### Task directions:
Write out the records again, exactly, leaving none out.

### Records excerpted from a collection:
+-------+

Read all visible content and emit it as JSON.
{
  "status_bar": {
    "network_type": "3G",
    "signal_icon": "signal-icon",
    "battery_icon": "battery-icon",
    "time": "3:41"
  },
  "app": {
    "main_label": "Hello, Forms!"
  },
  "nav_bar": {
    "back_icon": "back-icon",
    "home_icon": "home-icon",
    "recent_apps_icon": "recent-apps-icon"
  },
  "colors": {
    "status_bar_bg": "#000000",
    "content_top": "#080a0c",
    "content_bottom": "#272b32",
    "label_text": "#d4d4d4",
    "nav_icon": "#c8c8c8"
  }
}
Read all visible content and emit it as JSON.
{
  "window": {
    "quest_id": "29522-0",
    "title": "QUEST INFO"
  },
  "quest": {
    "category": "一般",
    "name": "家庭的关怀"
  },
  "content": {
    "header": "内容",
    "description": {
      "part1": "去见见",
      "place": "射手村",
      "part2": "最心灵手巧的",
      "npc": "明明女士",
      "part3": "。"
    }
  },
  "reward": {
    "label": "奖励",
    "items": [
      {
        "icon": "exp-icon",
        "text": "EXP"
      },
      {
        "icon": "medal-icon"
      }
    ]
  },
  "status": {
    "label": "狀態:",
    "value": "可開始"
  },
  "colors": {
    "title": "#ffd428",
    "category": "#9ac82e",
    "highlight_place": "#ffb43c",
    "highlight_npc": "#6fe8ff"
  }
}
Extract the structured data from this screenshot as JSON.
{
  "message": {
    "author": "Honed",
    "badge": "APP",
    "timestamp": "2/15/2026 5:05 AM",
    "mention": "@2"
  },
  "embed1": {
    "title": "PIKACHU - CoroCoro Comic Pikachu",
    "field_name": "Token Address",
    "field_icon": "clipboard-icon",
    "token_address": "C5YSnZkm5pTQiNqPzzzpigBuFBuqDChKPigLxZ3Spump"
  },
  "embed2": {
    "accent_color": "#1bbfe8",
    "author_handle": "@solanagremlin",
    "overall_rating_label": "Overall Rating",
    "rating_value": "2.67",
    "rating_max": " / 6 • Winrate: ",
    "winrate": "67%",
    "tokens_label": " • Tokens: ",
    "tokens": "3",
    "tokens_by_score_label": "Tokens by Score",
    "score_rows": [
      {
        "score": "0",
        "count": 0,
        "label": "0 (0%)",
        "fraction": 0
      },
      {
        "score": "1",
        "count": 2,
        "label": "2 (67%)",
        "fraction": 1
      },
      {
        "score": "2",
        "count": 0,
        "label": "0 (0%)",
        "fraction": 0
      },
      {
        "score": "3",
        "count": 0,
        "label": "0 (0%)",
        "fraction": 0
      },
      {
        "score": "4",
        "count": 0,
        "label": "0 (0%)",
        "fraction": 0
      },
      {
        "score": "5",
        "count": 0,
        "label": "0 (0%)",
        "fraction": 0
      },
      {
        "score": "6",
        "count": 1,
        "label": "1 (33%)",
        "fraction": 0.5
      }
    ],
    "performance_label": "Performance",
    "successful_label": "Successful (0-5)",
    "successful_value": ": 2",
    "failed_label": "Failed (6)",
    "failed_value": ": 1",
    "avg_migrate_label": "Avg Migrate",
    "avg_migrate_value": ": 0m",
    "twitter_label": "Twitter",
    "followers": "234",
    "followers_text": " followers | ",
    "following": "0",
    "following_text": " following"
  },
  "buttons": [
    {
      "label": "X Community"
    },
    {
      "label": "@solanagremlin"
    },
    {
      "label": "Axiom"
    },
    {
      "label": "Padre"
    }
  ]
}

+-------+

### Output for this exercise:
Read all visible content and emit it as JSON.
{
  "status_bar": {
    "network_type": "3G",
    "signal_icon": "signal-icon",
    "battery_icon": "battery-icon",
    "time": "3:41"
  },
  "app": {
    "main_label": "Hello, Forms!"
  },
  "nav_bar": {
    "back_icon": "back-icon",
    "home_icon": "home-icon",
    "recent_apps_icon": "recent-apps-icon"
  },
  "colors": {
    "status_bar_bg": "#000000",
    "content_top": "#080a0c",
    "content_bottom": "#272b32",
    "label_text": "#d4d4d4",
    "nav_icon": "#c8c8c8"
  }
}
Read all visible content and emit it as JSON.
{
  "window": {
    "quest_id": "29522-0",
    "title": "QUEST INFO"
  },
  "quest": {
    "category": "一般",
    "name": "家庭的关怀"
  },
  "content": {
    "header": "内容",
    "description": {
      "part1": "去见见",
      "place": "射手村",
      "part2": "最心灵手巧的",
      "npc": "明明女士",
      "part3": "。"
    }
  },
  "reward": {
    "label": "奖励",
    "items": [
      {
        "icon": "exp-icon",
        "text": "EXP"
      },
      {
        "icon": "medal-icon"
      }
    ]
  },
  "status": {
    "label": "狀態:",
    "value": "可開始"
  },
  "colors": {
    "title": "#ffd428",
    "category": "#9ac82e",
    "highlight_place": "#ffb43c",
    "highlight_npc": "#6fe8ff"
  }
}
Extract the structured data from this screenshot as JSON.
{
  "message": {
    "author": "Honed",
    "badge": "APP",
    "timestamp": "2/15/2026 5:05 AM",
    "mention": "@2"
  },
  "embed1": {
    "title": "PIKACHU - CoroCoro Comic Pikachu",
    "field_name": "Token Address",
    "field_icon": "clipboard-icon",
    "token_address": "C5YSnZkm5pTQiNqPzzzpigBuFBuqDChKPigLxZ3Spump"
  },
  "embed2": {
    "accent_color": "#1bbfe8",
    "author_handle": "@solanagremlin",
    "overall_rating_label": "Overall Rating",
    "rating_value": "2.67",
    "rating_max": " / 6 • Winrate: ",
    "winrate": "67%",
    "tokens_label": " • Tokens: ",
    "tokens": "3",
    "tokens_by_score_label": "Tokens by Score",
    "score_rows": [
      {
        "score": "0",
        "count": 0,
        "label": "0 (0%)",
        "fraction": 0
      },
      {
        "score": "1",
        "count": 2,
        "label": "2 (67%)",
        "fraction": 1
      },
      {
        "score": "2",
        "count": 0,
        "label": "0 (0%)",
        "fraction": 0
      },
      {
        "score": "3",
        "count": 0,
        "label": "0 (0%)",
        "fraction": 0
      },
      {
        "score": "4",
        "count": 0,
        "label": "0 (0%)",
        "fraction": 0
      },
      {
        "score": "5",
        "count": 0,
        "label": "0 (0%)",
        "fraction": 0
      },
      {
        "score": "6",
        "count": 1,
        "label": "1 (33%)",
        "fraction": 0.5
      }
    ],
    "performance_label": "Performance",
    "successful_label": "Successful (0-5)",
    "successful_value": ": 2",
    "failed_label": "Failed (6)",
    "failed_value": ": 1",
    "avg_migrate_label": "Avg Migrate",
    "avg_migrate_value": ": 0m",
    "twitter_label": "Twitter",
    "followers": "234",
    "followers_text": " followers | ",
    "following": "0",
    "following_text": " following"
  },
  "buttons": [
    {
      "label": "X Community"
    },
    {
      "label": "@solanagremlin"
    },
    {
      "label": "Axiom"
    },
    {
      "label": "Padre"
    }
  ]
}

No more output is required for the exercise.